## START
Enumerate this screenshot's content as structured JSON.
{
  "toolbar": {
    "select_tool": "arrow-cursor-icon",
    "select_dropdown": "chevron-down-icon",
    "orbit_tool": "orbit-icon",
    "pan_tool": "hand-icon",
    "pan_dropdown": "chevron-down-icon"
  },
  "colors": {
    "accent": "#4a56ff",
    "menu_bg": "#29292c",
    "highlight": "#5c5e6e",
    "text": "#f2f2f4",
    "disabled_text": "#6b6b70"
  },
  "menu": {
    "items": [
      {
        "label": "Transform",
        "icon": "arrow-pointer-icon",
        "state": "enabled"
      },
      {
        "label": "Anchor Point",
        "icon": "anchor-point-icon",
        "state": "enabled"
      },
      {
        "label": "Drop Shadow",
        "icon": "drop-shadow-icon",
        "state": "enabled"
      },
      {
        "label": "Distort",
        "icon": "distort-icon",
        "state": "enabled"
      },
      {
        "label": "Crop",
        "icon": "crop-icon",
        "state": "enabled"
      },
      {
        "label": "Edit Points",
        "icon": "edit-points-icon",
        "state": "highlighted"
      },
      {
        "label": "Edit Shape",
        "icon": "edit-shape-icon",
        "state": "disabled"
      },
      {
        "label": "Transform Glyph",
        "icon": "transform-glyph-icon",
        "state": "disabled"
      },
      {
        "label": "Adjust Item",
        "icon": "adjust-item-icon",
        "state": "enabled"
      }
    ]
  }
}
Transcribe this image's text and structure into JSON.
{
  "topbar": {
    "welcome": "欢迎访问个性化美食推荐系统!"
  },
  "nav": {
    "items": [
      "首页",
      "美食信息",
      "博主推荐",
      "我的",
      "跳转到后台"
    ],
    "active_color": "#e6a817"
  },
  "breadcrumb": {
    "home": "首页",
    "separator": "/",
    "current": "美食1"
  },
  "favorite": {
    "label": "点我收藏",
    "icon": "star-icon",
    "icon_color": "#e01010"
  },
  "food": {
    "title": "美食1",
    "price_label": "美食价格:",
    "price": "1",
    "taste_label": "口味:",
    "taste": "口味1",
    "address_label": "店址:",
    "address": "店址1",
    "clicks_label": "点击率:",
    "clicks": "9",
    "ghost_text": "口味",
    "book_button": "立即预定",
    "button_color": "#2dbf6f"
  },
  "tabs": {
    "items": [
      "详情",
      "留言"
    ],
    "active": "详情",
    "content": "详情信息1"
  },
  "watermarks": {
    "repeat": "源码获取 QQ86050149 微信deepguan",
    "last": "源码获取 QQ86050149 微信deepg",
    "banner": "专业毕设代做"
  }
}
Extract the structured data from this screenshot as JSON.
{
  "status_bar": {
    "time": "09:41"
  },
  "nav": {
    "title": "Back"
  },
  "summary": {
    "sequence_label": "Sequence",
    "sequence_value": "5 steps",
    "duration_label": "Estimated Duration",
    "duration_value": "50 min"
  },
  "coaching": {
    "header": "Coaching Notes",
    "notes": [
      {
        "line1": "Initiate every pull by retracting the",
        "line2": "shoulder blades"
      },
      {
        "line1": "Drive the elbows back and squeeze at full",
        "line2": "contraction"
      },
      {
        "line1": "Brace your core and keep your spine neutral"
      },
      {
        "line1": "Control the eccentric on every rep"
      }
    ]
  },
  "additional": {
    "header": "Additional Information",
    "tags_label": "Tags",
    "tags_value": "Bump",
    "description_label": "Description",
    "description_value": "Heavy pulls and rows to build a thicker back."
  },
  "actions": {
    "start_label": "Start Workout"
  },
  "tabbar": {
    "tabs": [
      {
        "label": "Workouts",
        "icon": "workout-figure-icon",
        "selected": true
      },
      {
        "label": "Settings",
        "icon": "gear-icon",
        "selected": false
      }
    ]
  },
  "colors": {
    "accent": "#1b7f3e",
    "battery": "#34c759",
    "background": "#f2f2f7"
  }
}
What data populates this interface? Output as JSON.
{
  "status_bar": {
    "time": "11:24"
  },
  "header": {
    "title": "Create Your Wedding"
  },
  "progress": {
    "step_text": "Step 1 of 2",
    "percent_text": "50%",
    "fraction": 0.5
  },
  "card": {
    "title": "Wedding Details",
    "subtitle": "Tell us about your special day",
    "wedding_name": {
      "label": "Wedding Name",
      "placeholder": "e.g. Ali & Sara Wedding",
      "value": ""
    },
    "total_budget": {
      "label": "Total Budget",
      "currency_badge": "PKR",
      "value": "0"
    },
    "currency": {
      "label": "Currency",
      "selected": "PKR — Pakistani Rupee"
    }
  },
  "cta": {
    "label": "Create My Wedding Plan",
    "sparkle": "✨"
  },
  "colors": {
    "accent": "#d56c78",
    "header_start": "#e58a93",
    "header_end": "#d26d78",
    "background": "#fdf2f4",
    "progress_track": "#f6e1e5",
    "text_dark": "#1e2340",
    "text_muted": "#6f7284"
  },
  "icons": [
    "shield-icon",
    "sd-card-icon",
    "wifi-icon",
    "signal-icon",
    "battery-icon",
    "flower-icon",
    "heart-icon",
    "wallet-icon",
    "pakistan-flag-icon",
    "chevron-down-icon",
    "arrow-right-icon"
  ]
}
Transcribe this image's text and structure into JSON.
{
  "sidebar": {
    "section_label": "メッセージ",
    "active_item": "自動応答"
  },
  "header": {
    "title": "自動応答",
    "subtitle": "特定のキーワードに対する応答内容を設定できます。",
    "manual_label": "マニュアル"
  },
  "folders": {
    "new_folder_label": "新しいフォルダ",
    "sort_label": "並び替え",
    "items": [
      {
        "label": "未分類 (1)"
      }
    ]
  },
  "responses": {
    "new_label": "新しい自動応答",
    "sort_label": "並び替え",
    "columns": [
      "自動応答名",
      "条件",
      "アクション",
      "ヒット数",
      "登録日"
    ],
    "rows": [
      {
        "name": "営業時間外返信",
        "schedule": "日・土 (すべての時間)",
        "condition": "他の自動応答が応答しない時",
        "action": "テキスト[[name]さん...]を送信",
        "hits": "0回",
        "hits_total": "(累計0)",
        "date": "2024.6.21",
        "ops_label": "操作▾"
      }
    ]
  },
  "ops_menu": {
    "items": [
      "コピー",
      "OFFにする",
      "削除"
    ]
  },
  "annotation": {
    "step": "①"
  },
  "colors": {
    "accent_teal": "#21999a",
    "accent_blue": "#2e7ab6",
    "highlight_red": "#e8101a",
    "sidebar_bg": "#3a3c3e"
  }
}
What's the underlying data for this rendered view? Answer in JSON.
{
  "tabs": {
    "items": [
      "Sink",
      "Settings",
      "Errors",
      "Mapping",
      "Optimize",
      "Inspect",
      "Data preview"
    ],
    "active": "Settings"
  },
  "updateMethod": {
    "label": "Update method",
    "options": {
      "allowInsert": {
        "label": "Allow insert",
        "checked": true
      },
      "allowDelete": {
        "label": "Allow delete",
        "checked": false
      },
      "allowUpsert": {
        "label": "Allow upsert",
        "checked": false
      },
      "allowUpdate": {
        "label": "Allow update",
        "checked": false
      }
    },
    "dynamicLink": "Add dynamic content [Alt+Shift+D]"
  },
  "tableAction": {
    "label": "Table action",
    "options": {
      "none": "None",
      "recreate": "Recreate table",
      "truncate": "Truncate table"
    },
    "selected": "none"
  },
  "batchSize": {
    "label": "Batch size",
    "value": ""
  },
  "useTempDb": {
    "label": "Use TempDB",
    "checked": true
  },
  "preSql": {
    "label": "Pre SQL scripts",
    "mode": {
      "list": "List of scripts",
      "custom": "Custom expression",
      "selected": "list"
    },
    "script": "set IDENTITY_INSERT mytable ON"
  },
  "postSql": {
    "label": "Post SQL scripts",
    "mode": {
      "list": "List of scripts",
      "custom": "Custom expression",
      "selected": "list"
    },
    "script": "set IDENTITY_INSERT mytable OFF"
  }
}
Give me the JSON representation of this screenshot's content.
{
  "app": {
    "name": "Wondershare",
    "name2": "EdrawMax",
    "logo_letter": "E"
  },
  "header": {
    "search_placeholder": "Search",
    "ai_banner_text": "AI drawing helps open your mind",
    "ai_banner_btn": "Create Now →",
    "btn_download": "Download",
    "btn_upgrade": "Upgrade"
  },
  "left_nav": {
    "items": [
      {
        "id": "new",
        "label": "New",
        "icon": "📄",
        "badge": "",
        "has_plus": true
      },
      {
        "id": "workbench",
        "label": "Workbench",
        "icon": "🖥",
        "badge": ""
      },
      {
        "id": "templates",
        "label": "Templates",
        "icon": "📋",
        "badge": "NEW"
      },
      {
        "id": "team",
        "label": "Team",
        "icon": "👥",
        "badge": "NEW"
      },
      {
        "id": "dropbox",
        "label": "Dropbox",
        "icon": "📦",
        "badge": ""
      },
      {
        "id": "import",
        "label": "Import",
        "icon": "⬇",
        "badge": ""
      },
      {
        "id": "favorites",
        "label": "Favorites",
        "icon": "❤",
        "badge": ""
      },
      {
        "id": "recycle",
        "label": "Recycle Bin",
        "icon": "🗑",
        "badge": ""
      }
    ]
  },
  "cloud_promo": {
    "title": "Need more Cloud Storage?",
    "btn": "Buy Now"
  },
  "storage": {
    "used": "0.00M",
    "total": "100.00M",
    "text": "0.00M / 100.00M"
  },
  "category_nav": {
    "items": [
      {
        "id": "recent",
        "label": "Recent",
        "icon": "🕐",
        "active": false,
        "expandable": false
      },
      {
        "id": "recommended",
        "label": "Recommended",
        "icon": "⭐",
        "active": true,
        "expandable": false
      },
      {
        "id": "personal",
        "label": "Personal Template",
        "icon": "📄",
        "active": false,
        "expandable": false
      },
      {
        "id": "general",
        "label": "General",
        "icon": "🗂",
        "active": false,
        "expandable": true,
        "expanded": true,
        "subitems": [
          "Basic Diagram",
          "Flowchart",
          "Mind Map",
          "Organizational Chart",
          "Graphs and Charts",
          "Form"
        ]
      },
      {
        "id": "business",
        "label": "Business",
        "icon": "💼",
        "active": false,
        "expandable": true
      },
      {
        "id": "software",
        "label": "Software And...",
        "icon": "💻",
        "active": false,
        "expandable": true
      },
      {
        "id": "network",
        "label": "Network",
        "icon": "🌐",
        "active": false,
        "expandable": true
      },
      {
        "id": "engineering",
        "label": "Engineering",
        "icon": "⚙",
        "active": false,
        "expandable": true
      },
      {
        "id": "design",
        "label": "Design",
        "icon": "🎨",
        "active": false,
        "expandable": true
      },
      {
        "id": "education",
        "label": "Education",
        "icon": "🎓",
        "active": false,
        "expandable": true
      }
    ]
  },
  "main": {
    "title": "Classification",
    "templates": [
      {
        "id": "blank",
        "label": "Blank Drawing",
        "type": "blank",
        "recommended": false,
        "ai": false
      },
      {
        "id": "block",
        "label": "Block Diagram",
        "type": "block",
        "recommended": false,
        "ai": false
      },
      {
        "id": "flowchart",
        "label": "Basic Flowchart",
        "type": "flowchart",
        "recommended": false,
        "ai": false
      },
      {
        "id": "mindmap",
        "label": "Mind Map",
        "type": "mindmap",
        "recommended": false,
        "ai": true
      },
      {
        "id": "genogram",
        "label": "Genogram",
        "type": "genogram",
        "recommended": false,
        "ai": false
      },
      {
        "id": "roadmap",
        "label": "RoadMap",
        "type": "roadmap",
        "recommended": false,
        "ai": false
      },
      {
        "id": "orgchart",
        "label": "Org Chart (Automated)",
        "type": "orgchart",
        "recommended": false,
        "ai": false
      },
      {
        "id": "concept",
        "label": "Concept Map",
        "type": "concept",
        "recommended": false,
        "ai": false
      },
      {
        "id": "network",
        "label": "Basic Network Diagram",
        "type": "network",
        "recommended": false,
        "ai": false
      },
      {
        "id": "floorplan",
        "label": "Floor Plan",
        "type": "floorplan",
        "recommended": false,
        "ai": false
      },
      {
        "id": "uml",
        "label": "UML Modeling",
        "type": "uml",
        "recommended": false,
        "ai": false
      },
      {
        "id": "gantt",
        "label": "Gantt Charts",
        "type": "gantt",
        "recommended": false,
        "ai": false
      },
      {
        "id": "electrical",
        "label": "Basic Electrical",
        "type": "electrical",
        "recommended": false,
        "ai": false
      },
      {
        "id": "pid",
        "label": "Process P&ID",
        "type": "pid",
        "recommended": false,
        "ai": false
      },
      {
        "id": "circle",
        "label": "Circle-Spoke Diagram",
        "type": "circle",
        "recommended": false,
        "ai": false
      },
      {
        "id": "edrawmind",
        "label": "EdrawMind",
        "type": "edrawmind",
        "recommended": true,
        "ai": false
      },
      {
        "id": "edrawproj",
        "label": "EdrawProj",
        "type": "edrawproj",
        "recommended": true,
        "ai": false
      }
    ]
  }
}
## END
Aim of the task:
Take every line from the data that contains the word "chevron".

Answer for the task:
    "select_dropdown": "chevron-down-icon",
    "pan_dropdown": "chevron-down-icon"
    "chevron-down-icon",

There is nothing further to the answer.